A indústria de bebidas Baly anunciou recentemente o lançamento do Baly Tadala, bebida inspirada na tadalafila, medicamento utilizado no tratamento da disfunção erétil. Apesar do burburinho gerado entre consumidores nas redes sociais, a ação publicitária de divulgação do produto foi criticada pelo Conselho Federal de Farmácias (CFF).
De acordo com a entidade, em texto publicado em seu site oficial, o uso de trocadilhos e referências explícitas a um fármaco de prescrição, como a tadalafila, que, sem indicação adequada, pode provocar efeitos adversos como queda da pressão arterial e cefaleia intensa, entre outros, levanta preocupações do ponto de vista sanitário e da saúde pública.
“Ao associar um medicamento a uma bebida recreativa e a um contexto festivo, a campanha contribui para a banalização do uso de fármacos e pode estimular a automedicação”, destaca o CFF.

ENUNCIADO → Escreva a continuação da notícia sobre a campanha do Baly Tadala e as críticas do CFF, começando logo após a última frase do trecho selecionado.

SEÇÃO DE DADOS →

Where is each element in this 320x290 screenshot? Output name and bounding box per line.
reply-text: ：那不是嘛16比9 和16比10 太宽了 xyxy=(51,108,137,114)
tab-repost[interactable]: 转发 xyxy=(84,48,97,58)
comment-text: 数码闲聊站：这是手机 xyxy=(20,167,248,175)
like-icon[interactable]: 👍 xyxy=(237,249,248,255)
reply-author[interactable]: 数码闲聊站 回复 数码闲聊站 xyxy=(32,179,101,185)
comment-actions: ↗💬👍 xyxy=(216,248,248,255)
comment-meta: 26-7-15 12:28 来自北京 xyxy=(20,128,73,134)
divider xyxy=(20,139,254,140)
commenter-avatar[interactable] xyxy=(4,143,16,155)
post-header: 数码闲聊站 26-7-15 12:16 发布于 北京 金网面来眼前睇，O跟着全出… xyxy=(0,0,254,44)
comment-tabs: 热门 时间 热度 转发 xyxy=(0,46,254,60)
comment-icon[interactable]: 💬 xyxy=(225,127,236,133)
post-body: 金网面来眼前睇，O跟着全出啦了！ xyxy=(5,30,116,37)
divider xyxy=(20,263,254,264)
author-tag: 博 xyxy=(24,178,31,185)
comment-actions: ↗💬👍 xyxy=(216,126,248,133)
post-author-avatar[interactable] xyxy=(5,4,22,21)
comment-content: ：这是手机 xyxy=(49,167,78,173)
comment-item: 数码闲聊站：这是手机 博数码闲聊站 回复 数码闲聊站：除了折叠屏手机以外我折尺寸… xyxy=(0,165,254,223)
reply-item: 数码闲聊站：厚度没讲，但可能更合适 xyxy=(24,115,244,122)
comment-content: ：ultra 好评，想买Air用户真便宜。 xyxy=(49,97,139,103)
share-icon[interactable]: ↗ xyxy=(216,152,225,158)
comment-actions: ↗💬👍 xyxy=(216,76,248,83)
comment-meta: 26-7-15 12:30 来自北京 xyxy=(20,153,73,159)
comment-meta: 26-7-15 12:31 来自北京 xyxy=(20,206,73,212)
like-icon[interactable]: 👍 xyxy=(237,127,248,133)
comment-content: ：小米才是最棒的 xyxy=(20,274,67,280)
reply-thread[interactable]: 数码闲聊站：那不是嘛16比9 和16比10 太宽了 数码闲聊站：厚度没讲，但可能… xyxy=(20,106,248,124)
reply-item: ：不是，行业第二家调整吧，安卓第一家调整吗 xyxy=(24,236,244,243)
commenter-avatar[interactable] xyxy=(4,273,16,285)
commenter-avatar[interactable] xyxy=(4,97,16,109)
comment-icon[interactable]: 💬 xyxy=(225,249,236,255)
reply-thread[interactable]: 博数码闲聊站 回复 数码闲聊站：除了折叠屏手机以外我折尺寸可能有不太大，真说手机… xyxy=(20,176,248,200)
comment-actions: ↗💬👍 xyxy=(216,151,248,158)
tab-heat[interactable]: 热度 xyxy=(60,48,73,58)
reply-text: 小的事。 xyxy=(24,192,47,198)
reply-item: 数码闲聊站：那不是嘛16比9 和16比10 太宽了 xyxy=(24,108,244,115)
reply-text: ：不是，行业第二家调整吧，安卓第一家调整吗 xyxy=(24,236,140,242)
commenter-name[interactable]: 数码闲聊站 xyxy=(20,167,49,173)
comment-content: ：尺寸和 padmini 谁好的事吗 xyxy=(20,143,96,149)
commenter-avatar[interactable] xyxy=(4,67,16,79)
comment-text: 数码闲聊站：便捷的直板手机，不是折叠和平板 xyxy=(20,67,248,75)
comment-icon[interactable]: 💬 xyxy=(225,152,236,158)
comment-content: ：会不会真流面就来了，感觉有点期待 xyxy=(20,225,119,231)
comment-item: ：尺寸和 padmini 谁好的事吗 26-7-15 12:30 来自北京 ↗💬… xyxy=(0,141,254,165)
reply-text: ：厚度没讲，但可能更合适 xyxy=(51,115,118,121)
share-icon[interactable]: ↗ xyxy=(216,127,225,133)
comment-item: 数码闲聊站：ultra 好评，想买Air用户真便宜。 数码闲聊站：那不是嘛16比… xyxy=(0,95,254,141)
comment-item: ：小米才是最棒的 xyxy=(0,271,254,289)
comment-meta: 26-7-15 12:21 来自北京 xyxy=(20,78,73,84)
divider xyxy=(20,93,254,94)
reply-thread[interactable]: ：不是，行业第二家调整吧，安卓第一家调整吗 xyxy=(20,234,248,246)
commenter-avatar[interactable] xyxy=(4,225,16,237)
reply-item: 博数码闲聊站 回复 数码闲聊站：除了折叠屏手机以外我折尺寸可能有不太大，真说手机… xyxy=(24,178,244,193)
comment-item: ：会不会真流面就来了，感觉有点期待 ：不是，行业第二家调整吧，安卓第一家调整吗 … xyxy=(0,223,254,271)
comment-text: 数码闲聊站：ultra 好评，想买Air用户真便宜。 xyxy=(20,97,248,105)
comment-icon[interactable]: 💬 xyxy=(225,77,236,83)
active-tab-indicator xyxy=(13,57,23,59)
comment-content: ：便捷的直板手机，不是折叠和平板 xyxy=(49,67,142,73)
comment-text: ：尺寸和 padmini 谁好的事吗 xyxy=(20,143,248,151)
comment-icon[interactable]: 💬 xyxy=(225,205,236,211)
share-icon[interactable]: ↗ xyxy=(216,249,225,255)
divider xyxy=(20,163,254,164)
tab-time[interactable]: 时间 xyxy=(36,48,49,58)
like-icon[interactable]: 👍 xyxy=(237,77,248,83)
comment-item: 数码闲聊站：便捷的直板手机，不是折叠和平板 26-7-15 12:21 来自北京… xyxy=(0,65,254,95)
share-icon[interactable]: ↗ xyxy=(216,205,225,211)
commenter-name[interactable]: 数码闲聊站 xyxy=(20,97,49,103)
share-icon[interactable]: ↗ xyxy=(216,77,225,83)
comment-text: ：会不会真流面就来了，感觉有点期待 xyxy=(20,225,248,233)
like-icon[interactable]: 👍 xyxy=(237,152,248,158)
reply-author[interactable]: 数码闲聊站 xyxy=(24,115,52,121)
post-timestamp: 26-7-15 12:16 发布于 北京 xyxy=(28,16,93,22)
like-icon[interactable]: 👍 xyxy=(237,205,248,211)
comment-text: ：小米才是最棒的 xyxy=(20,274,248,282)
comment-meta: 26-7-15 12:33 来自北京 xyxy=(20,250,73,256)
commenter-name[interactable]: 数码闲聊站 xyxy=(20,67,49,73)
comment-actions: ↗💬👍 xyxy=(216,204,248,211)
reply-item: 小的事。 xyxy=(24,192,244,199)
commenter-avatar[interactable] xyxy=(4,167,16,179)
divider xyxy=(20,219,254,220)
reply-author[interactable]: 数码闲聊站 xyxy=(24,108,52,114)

ESPAÇO PARA RESPOSTA →
Procurada pela reportagem da Mercado&Consumo, a Baly Brasil afirmou que apoia o debate consciente e responsável sobre possíveis confusões entre alimentos, bebidas e medicamentos. “No caso do produto ‘Baly Tadala’, todas as normas sanitárias, regulatórias e de rotulagem foram cumpridas, de modo a indicar de forma clara ao consumidor que o produto é uma bebida energética e não possui qualquer fármaco.”, informou a companhia.
Estratégia de marketing
De acordo com Dayane Triton Cardoso, diretora comercial e de marketing da Baly Brasil, o nome “Tadala” foi adotado por já ter se tornado um termo de uso comum no Brasil, associado à ideia de energia e vigor. Segundo a executiva, a escolha é conceitual e dialoga com essa percepção amplamente disseminada na cultura popular, sem qualquer relação com medicamentos.
A Baly optou por conduzir o lançamento do produto exclusivamente pelas redes sociais da marca, apostando em imagens, vídeos curtos e memes para gerar curiosidade, estimular o compartilhamento e promover o engajamento orgânico.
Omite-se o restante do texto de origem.